Exercise details » Your task is to extract every line from the material below exactly.

Exercise inputs »
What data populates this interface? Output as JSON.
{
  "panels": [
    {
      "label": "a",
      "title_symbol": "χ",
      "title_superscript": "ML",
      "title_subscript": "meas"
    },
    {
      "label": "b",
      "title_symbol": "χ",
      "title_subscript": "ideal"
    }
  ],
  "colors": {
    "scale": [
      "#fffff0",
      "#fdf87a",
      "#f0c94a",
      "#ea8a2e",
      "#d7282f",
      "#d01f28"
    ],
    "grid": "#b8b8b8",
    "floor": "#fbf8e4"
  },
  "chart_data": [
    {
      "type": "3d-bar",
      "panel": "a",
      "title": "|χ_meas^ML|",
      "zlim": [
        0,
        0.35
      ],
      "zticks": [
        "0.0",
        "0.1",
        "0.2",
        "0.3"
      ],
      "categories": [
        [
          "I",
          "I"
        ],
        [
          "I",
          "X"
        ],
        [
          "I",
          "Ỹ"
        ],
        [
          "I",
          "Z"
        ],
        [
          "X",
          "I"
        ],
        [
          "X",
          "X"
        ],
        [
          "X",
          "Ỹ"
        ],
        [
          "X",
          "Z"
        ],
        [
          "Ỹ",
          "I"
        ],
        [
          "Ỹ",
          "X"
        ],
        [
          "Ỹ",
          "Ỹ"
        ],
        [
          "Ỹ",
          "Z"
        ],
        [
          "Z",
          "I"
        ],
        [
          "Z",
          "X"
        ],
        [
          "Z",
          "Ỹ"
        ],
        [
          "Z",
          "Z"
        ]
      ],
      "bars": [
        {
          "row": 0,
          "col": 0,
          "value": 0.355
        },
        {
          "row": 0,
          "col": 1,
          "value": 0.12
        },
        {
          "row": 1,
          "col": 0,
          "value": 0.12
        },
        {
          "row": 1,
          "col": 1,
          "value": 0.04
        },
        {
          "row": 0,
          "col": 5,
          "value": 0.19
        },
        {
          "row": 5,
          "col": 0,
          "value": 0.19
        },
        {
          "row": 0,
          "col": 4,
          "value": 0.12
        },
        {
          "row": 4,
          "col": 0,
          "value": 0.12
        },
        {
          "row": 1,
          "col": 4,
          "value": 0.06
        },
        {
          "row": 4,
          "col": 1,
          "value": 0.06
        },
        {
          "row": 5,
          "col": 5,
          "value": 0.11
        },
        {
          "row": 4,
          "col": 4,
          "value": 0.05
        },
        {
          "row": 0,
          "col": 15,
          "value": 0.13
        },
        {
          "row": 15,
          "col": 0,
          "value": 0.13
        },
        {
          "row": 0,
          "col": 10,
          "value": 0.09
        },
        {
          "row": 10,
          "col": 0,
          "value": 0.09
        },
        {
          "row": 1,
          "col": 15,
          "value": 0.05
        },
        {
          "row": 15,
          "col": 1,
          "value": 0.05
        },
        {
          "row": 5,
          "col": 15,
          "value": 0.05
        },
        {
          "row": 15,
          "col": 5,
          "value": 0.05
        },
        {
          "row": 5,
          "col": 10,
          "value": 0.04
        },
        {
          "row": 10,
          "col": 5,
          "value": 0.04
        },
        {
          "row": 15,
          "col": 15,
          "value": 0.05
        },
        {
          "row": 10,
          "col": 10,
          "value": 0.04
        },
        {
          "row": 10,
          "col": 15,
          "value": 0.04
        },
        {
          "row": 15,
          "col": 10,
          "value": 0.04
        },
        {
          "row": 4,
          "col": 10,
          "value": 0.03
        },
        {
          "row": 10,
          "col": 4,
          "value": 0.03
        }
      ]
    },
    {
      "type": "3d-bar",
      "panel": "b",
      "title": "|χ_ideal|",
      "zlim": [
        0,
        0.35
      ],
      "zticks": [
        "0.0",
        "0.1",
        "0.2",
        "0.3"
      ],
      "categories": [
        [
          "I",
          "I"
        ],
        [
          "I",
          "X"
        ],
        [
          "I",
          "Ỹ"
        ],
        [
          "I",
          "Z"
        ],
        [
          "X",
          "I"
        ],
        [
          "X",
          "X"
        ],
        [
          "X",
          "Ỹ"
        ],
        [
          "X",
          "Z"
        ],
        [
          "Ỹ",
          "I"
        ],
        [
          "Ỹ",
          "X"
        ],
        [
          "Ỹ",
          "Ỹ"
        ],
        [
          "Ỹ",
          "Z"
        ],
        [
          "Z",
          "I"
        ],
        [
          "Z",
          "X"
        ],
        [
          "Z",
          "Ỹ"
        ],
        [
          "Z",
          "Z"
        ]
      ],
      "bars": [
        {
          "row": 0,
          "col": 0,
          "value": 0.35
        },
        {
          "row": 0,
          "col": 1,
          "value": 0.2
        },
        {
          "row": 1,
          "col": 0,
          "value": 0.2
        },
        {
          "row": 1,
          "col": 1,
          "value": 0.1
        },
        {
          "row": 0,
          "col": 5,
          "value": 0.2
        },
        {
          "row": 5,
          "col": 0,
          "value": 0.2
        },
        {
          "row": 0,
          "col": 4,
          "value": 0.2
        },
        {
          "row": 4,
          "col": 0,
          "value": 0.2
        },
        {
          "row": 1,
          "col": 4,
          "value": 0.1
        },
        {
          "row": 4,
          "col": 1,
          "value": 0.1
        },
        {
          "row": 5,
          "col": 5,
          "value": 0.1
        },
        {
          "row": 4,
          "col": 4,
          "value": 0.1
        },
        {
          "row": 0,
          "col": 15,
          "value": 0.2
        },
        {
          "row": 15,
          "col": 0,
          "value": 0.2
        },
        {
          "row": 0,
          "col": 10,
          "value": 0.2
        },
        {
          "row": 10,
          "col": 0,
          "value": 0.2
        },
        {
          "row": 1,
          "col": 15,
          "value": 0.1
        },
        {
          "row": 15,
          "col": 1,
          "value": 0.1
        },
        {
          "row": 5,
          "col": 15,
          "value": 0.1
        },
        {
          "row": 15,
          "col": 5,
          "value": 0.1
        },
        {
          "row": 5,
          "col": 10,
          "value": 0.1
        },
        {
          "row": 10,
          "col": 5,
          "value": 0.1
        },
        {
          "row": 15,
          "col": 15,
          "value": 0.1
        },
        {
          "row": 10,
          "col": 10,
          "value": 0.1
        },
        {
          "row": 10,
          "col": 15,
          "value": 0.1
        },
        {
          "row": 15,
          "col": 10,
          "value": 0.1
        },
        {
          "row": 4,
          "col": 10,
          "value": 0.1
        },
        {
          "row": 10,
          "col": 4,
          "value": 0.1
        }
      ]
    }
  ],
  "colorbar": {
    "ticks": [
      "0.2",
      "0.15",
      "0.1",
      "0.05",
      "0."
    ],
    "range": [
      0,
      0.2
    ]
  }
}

Full output »
What data populates this interface? Output as JSON.
{
  "panels": [
    {
      "label": "a",
      "title_symbol": "χ",
      "title_superscript": "ML",
      "title_subscript": "meas"
    },
    {
      "label": "b",
      "title_symbol": "χ",
      "title_subscript": "ideal"
    }
  ],
  "colors": {
    "scale": [
      "#fffff0",
      "#fdf87a",
      "#f0c94a",
      "#ea8a2e",
      "#d7282f",
      "#d01f28"
    ],
    "grid": "#b8b8b8",
    "floor": "#fbf8e4"
  },
  "chart_data": [
    {
      "type": "3d-bar",
      "panel": "a",
      "title": "|χ_meas^ML|",
      "zlim": [
        0,
        0.35
      ],
      "zticks": [
        "0.0",
        "0.1",
        "0.2",
        "0.3"
      ],
      "categories": [
        [
          "I",
          "I"
        ],
        [
          "I",
          "X"
        ],
        [
          "I",
          "Ỹ"
        ],
        [
          "I",
          "Z"
        ],
        [
          "X",
          "I"
        ],
        [
          "X",
          "X"
        ],
        [
          "X",
          "Ỹ"
        ],
        [
          "X",
          "Z"
        ],
        [
          "Ỹ",
          "I"
        ],
        [
          "Ỹ",
          "X"
        ],
        [
          "Ỹ",
          "Ỹ"
        ],
        [
          "Ỹ",
          "Z"
        ],
        [
          "Z",
          "I"
        ],
        [
          "Z",
          "X"
        ],
        [
          "Z",
          "Ỹ"
        ],
        [
          "Z",
          "Z"
        ]
      ],
      "bars": [
        {
          "row": 0,
          "col": 0,
          "value": 0.355
        },
        {
          "row": 0,
          "col": 1,
          "value": 0.12
        },
        {
          "row": 1,
          "col": 0,
          "value": 0.12
        },
        {
          "row": 1,
          "col": 1,
          "value": 0.04
        },
        {
          "row": 0,
          "col": 5,
          "value": 0.19
        },
        {
          "row": 5,
          "col": 0,
          "value": 0.19
        },
        {
          "row": 0,
          "col": 4,
          "value": 0.12
        },
        {
          "row": 4,
          "col": 0,
          "value": 0.12
        },
        {
          "row": 1,
          "col": 4,
          "value": 0.06
        },
        {
          "row": 4,
          "col": 1,
          "value": 0.06
        },
        {
          "row": 5,
          "col": 5,
          "value": 0.11
        },
        {
          "row": 4,
          "col": 4,
          "value": 0.05
        },
        {
          "row": 0,
          "col": 15,
          "value": 0.13
        },
        {
          "row": 15,
          "col": 0,
          "value": 0.13
        },
        {
          "row": 0,
          "col": 10,
          "value": 0.09
        },
        {
          "row": 10,
          "col": 0,
          "value": 0.09
        },
        {
          "row": 1,
          "col": 15,
          "value": 0.05
        },
        {
          "row": 15,
          "col": 1,
          "value": 0.05
        },
        {
          "row": 5,
          "col": 15,
          "value": 0.05
        },
        {
          "row": 15,
          "col": 5,
          "value": 0.05
        },
        {
          "row": 5,
          "col": 10,
          "value": 0.04
        },
        {
          "row": 10,
          "col": 5,
          "value": 0.04
        },
        {
          "row": 15,
          "col": 15,
          "value": 0.05
        },
        {
          "row": 10,
          "col": 10,
          "value": 0.04
        },
        {
          "row": 10,
          "col": 15,
          "value": 0.04
        },
        {
          "row": 15,
          "col": 10,
          "value": 0.04
        },
        {
          "row": 4,
          "col": 10,
          "value": 0.03
        },
        {
          "row": 10,
          "col": 4,
          "value": 0.03
        }
      ]
    },
    {
      "type": "3d-bar",
      "panel": "b",
      "title": "|χ_ideal|",
      "zlim": [
        0,
        0.35
      ],
      "zticks": [
        "0.0",
        "0.1",
        "0.2",
        "0.3"
      ],
      "categories": [
        [
          "I",
          "I"
        ],
        [
          "I",
          "X"
        ],
        [
          "I",
          "Ỹ"
        ],
        [
          "I",
          "Z"
        ],
        [
          "X",
          "I"
        ],
        [
          "X",
          "X"
        ],
        [
          "X",
          "Ỹ"
        ],
        [
          "X",
          "Z"
        ],
        [
          "Ỹ",
          "I"
        ],
        [
          "Ỹ",
          "X"
        ],
        [
          "Ỹ",
          "Ỹ"
        ],
        [
          "Ỹ",
          "Z"
        ],
        [
          "Z",
          "I"
        ],
        [
          "Z",
          "X"
        ],
        [
          "Z",
          "Ỹ"
        ],
        [
          "Z",
          "Z"
        ]
      ],
      "bars": [
        {
          "row": 0,
          "col": 0,
          "value": 0.35
        },
        {
          "row": 0,
          "col": 1,
          "value": 0.2
        },
        {
          "row": 1,
          "col": 0,
          "value": 0.2
        },
        {
          "row": 1,
          "col": 1,
          "value": 0.1
        },
        {
          "row": 0,
          "col": 5,
          "value": 0.2
        },
        {
          "row": 5,
          "col": 0,
          "value": 0.2
        },
        {
          "row": 0,
          "col": 4,
          "value": 0.2
        },
        {
          "row": 4,
          "col": 0,
          "value": 0.2
        },
        {
          "row": 1,
          "col": 4,
          "value": 0.1
        },
        {
          "row": 4,
          "col": 1,
          "value": 0.1
        },
        {
          "row": 5,
          "col": 5,
          "value": 0.1
        },
        {
          "row": 4,
          "col": 4,
          "value": 0.1
        },
        {
          "row": 0,
          "col": 15,
          "value": 0.2
        },
        {
          "row": 15,
          "col": 0,
          "value": 0.2
        },
        {
          "row": 0,
          "col": 10,
          "value": 0.2
        },
        {
          "row": 10,
          "col": 0,
          "value": 0.2
        },
        {
          "row": 1,
          "col": 15,
          "value": 0.1
        },
        {
          "row": 15,
          "col": 1,
          "value": 0.1
        },
        {
          "row": 5,
          "col": 15,
          "value": 0.1
        },
        {
          "row": 15,
          "col": 5,
          "value": 0.1
        },
        {
          "row": 5,
          "col": 10,
          "value": 0.1
        },
        {
          "row": 10,
          "col": 5,
          "value": 0.1
        },
        {
          "row": 15,
          "col": 15,
          "value": 0.1
        },
        {
          "row": 10,
          "col": 10,
          "value": 0.1
        },
        {
          "row": 10,
          "col": 15,
          "value": 0.1
        },
        {
          "row": 15,
          "col": 10,
          "value": 0.1
        },
        {
          "row": 4,
          "col": 10,
          "value": 0.1
        },
        {
          "row": 10,
          "col": 4,
          "value": 0.1
        }
      ]
    }
  ],
  "colorbar": {
    "ticks": [
      "0.2",
      "0.15",
      "0.1",
      "0.05",
      "0."
    ],
    "range": [
      0,
      0.2
    ]
  }
}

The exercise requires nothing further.